### Problem statement
Count the lines below that contain "магнитосфера". Give only the number.

===============

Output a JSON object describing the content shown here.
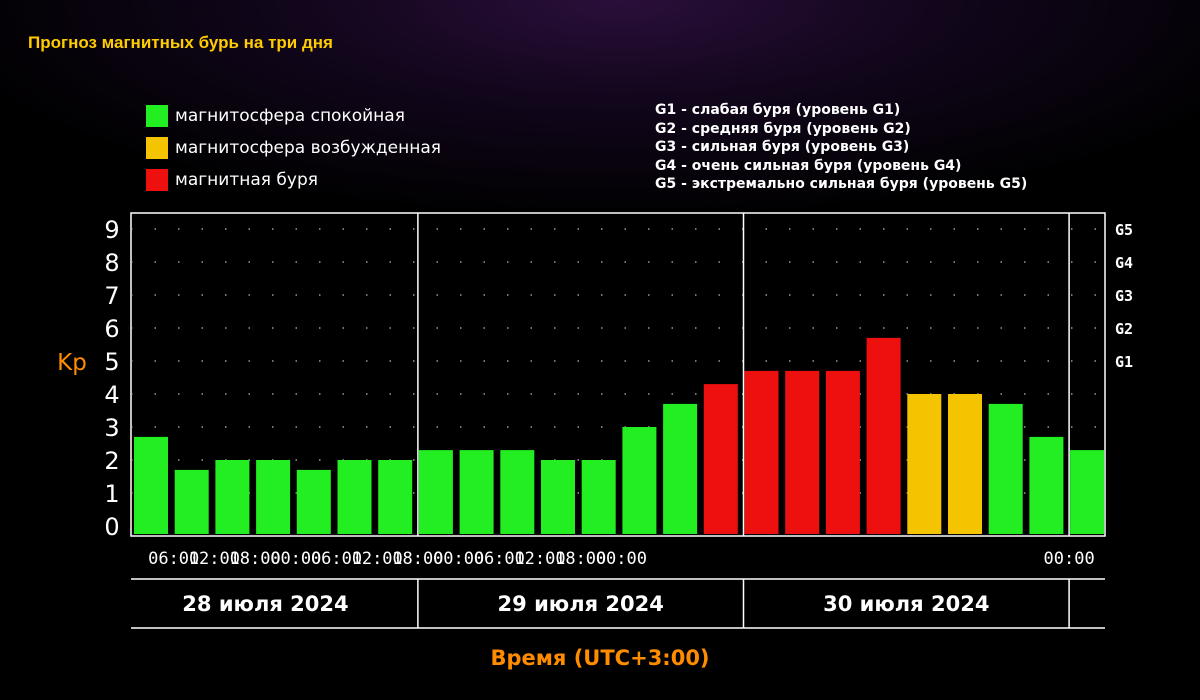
{
  "title": "Прогноз магнитных бурь на три дня",
  "legend": {
    "items": [
      {
        "label": "магнитосфера спокойная",
        "color": "#22ee22"
      },
      {
        "label": "магнитосфера возбужденная",
        "color": "#f5c400"
      },
      {
        "label": "магнитная буря",
        "color": "#ee0f0f"
      }
    ],
    "storm_levels": [
      "G1 - слабая буря (уровень G1)",
      "G2 - средняя буря (уровень G2)",
      "G3 - сильная буря (уровень G3)",
      "G4 - очень сильная буря (уровень G4)",
      "G5 - экстремально сильная буря (уровень G5)"
    ]
  },
  "colors": {
    "axis_label": "#ff8c00",
    "text": "#ffffff",
    "grid_dots": "#bbbbbb",
    "axis": "#ffffff"
  },
  "chart_data": {
    "type": "bar",
    "ylabel": "Kp",
    "xlabel": "Время (UTC+3:00)",
    "ylim": [
      0,
      9
    ],
    "yticks": [
      "0",
      "1",
      "2",
      "3",
      "4",
      "5",
      "6",
      "7",
      "8",
      "9"
    ],
    "right_ticks": [
      {
        "label": "G1",
        "value": 5
      },
      {
        "label": "G2",
        "value": 6
      },
      {
        "label": "G3",
        "value": 7
      },
      {
        "label": "G4",
        "value": 8
      },
      {
        "label": "G5",
        "value": 9
      }
    ],
    "time_ticks": [
      "06:00",
      "12:00",
      "18:00",
      "00:00",
      "06:00",
      "12:00",
      "18:00",
      "00:00",
      "06:00",
      "12:00",
      "18:00",
      "00:00",
      "00:00"
    ],
    "days": [
      "28 июля 2024",
      "29 июля 2024",
      "30 июля 2024"
    ],
    "values": [
      2.7,
      1.7,
      2.0,
      2.0,
      1.7,
      2.0,
      2.0,
      2.3,
      2.3,
      2.3,
      2.0,
      2.0,
      3.0,
      3.7,
      4.3,
      4.7,
      4.7,
      4.7,
      5.7,
      4.0,
      4.0,
      3.7,
      2.7,
      2.3
    ],
    "statuses": [
      "quiet",
      "quiet",
      "quiet",
      "quiet",
      "quiet",
      "quiet",
      "quiet",
      "quiet",
      "quiet",
      "quiet",
      "quiet",
      "quiet",
      "quiet",
      "quiet",
      "storm",
      "storm",
      "storm",
      "storm",
      "storm",
      "active",
      "active",
      "quiet",
      "quiet",
      "quiet"
    ],
    "status_colors": {
      "quiet": "#22ee22",
      "active": "#f5c400",
      "storm": "#ee0f0f"
    },
    "grid": "dotted"
  }
}
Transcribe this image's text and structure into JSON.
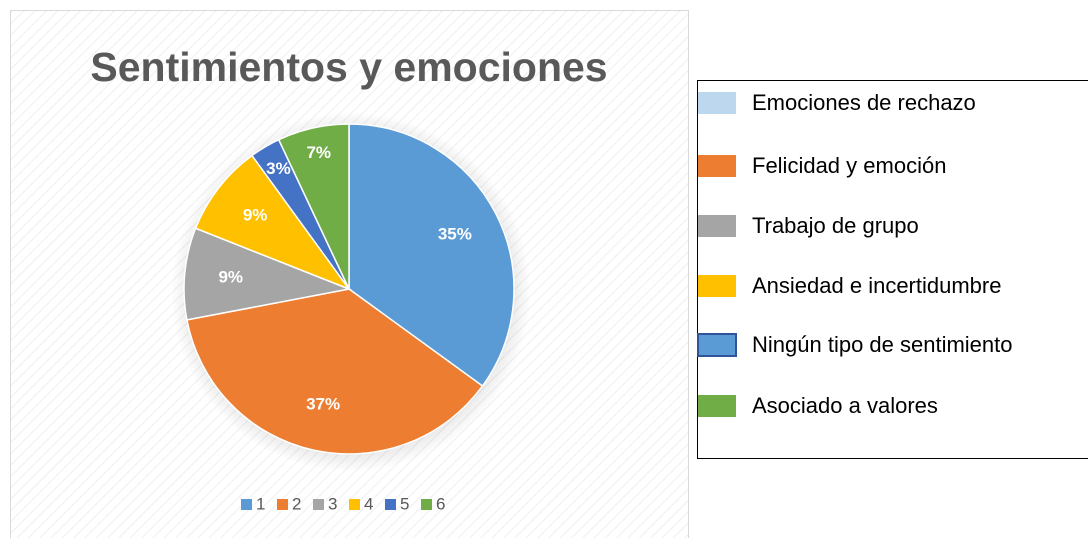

===============

### Task result
2